[Dataset items]
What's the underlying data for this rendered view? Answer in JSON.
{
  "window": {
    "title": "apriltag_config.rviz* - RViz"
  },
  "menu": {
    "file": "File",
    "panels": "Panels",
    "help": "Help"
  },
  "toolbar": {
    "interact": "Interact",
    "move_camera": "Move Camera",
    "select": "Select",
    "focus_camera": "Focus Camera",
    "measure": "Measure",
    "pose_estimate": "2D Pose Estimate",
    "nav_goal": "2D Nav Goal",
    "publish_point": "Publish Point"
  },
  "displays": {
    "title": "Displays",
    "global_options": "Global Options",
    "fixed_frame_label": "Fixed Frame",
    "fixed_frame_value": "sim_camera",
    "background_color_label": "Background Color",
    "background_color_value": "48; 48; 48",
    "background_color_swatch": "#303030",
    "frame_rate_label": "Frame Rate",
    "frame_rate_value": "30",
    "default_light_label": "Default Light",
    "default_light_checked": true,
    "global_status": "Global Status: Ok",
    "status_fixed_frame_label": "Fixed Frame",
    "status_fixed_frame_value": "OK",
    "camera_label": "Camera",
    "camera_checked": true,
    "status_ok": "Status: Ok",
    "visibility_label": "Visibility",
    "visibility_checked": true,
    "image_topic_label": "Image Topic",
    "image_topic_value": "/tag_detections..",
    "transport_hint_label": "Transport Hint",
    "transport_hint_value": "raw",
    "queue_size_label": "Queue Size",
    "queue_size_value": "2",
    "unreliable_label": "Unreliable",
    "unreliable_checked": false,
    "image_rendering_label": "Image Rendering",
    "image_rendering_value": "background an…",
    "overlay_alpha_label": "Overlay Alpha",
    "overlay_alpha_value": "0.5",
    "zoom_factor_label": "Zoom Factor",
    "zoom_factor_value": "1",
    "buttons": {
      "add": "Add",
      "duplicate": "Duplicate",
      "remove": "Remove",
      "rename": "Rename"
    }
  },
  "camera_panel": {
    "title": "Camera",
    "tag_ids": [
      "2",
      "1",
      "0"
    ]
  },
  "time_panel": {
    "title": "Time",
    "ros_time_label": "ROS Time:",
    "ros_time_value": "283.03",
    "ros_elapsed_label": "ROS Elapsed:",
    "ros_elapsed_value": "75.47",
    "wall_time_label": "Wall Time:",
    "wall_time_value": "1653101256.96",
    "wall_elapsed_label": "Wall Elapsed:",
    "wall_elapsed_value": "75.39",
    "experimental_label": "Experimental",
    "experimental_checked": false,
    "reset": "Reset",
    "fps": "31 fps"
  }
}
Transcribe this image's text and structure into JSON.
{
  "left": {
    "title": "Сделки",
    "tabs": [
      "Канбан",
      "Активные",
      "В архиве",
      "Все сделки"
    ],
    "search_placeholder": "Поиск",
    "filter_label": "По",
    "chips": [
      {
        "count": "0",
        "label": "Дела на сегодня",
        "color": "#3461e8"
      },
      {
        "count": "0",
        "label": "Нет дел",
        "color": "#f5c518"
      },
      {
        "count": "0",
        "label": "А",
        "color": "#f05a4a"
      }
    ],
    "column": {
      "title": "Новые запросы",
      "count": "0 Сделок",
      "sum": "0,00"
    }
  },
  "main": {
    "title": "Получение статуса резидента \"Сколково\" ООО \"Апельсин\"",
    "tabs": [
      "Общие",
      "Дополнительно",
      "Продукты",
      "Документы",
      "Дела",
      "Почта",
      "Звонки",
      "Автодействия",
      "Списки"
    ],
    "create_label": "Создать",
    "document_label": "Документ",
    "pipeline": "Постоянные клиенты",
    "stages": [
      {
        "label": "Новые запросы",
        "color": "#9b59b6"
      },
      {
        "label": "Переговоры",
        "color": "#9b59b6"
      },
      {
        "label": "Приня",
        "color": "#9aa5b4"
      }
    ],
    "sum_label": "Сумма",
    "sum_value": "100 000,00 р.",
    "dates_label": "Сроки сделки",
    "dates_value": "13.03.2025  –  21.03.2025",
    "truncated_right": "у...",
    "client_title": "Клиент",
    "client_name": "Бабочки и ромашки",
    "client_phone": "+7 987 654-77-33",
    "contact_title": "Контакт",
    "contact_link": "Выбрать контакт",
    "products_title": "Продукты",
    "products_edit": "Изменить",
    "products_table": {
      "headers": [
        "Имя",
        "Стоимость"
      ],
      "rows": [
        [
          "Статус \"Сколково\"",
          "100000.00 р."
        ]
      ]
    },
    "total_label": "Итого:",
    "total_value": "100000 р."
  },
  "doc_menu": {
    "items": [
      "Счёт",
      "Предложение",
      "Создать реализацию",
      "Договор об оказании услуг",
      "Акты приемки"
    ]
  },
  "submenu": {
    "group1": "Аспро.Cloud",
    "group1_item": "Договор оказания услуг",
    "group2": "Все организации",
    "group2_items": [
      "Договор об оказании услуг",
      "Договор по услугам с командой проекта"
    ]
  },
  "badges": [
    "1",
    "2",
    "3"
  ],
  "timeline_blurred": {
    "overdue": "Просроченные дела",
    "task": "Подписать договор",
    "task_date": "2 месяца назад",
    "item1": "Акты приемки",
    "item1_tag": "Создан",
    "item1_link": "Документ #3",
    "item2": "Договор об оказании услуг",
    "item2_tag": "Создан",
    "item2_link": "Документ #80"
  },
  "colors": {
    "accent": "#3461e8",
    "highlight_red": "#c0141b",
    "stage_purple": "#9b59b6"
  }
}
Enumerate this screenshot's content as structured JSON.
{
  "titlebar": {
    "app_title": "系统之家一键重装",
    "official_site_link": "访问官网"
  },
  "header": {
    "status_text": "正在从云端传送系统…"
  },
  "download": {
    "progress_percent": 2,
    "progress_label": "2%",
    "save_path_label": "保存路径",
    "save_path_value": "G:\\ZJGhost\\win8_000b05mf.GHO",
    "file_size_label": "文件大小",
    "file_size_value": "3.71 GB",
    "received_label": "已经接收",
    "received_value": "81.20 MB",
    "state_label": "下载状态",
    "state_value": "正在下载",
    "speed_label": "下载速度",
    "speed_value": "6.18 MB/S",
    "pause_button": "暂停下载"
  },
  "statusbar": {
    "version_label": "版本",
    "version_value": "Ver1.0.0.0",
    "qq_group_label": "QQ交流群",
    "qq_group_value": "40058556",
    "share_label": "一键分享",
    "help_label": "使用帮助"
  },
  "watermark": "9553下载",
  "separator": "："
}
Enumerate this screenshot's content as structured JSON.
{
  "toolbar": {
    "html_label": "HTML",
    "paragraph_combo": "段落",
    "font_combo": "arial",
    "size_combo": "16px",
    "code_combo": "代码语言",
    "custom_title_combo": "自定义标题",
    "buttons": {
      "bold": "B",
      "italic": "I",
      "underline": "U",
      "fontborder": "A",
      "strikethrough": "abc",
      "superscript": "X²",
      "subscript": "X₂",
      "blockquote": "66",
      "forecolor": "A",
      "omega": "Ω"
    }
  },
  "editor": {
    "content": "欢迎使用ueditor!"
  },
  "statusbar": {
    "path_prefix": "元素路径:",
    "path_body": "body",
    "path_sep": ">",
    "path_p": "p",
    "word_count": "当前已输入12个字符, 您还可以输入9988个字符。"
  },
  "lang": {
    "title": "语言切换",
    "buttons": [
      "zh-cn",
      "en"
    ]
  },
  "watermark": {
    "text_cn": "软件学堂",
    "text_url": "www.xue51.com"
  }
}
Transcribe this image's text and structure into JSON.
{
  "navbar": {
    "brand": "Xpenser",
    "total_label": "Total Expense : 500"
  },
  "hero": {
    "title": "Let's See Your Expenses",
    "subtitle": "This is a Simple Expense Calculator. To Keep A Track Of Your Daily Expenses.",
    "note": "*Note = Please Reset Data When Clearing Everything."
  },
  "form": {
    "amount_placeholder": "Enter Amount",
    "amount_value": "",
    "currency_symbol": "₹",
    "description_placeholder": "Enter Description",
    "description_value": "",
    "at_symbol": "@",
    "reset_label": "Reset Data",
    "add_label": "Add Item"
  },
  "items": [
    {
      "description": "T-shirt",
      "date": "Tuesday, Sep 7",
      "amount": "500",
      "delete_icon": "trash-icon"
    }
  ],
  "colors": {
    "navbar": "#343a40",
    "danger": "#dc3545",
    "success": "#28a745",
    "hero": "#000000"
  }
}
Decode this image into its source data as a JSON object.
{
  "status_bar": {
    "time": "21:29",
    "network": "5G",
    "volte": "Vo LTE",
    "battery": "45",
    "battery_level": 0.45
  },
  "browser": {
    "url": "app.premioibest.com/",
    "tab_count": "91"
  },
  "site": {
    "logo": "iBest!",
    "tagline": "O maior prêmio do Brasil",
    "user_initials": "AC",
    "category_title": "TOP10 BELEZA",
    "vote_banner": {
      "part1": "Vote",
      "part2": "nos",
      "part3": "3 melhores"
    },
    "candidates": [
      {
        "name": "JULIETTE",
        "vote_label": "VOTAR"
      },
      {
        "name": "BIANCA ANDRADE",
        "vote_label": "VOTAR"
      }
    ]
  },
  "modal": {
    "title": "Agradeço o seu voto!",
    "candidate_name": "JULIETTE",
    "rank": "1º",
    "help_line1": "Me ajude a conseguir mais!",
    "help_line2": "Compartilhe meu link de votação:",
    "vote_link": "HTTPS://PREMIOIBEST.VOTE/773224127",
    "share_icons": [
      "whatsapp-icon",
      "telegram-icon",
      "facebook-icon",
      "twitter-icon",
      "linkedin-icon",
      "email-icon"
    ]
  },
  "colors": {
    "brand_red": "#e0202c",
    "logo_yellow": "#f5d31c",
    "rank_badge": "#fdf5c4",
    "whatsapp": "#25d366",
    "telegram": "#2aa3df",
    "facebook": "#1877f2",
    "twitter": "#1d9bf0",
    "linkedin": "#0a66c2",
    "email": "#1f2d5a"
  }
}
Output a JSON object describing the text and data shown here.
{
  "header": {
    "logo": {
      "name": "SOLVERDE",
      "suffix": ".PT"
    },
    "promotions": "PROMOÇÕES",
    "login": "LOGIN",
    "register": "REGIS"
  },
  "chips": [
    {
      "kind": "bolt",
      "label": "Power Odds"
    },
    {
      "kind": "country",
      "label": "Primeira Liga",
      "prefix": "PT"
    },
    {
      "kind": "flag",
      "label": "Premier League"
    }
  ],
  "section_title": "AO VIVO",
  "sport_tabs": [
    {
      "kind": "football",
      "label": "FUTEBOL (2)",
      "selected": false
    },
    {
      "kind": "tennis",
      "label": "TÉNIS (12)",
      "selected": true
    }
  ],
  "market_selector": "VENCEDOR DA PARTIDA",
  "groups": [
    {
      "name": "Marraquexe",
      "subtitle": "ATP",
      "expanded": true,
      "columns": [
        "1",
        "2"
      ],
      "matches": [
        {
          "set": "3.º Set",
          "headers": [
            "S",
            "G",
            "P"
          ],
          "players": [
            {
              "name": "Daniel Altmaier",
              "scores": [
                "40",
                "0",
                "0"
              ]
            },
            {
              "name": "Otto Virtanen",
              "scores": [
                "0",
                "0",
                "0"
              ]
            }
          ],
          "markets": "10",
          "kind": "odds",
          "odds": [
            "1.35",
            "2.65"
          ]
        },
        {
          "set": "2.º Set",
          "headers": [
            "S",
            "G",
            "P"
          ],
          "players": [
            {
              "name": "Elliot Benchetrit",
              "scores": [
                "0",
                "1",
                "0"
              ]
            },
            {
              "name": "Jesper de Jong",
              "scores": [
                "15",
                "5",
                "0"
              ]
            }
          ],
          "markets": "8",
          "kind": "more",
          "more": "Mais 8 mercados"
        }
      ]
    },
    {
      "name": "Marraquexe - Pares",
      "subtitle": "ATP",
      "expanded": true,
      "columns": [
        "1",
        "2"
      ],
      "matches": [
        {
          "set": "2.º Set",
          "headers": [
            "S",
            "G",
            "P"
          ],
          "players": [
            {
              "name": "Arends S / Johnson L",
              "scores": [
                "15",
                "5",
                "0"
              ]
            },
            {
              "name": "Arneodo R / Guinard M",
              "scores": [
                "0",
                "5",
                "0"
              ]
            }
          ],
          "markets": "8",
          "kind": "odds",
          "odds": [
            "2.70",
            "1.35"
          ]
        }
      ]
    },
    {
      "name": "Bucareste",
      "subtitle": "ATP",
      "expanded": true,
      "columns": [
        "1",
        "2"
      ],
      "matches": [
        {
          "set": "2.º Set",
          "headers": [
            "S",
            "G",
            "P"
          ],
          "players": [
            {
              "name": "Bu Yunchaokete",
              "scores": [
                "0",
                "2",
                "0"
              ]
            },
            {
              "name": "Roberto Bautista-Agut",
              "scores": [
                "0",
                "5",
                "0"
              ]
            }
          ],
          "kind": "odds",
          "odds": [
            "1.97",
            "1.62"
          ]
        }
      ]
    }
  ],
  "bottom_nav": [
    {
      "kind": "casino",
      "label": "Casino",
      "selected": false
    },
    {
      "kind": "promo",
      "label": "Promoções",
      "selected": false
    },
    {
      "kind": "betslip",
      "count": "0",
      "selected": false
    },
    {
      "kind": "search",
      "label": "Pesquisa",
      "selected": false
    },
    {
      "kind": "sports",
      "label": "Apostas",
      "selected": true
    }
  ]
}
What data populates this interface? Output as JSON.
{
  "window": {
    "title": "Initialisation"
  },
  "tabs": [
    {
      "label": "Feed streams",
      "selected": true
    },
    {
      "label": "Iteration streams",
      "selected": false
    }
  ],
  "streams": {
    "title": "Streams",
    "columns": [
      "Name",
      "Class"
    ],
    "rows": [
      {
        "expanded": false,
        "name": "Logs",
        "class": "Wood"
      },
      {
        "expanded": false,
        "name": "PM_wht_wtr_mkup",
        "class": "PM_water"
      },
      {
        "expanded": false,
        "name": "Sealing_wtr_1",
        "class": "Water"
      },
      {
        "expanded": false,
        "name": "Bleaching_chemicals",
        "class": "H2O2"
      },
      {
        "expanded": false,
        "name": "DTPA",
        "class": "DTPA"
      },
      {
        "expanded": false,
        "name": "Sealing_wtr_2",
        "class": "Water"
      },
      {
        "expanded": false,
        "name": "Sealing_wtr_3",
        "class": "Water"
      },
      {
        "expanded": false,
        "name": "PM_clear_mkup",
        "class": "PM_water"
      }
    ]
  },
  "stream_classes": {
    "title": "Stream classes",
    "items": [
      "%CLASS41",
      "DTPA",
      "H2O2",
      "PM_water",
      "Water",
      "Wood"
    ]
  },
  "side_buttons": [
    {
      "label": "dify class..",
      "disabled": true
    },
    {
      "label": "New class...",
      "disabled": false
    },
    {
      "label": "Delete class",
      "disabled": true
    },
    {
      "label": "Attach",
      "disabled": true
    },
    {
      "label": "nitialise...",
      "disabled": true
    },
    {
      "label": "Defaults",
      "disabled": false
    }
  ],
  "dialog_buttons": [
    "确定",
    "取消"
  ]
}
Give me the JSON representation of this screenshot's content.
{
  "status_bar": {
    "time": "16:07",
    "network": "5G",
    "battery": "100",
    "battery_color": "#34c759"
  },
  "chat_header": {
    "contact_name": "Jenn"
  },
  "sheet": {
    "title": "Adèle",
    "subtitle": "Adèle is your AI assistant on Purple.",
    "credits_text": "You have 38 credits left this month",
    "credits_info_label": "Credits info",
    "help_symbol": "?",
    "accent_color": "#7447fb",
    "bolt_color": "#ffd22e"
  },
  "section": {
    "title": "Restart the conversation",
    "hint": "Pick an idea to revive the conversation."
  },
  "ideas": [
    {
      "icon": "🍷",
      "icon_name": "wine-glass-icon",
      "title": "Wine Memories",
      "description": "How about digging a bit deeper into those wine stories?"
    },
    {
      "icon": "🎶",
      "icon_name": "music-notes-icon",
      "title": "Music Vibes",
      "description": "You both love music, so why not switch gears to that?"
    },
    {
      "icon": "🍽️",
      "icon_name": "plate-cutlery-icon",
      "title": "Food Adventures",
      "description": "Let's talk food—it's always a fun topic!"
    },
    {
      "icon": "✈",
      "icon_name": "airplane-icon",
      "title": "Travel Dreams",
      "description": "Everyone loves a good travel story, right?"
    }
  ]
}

> Directive
Look for "conversation" and pull out every line that has it.

> Finished exercise
    "title": "Restart the conversation",
    "hint": "Pick an idea to revive the conversation."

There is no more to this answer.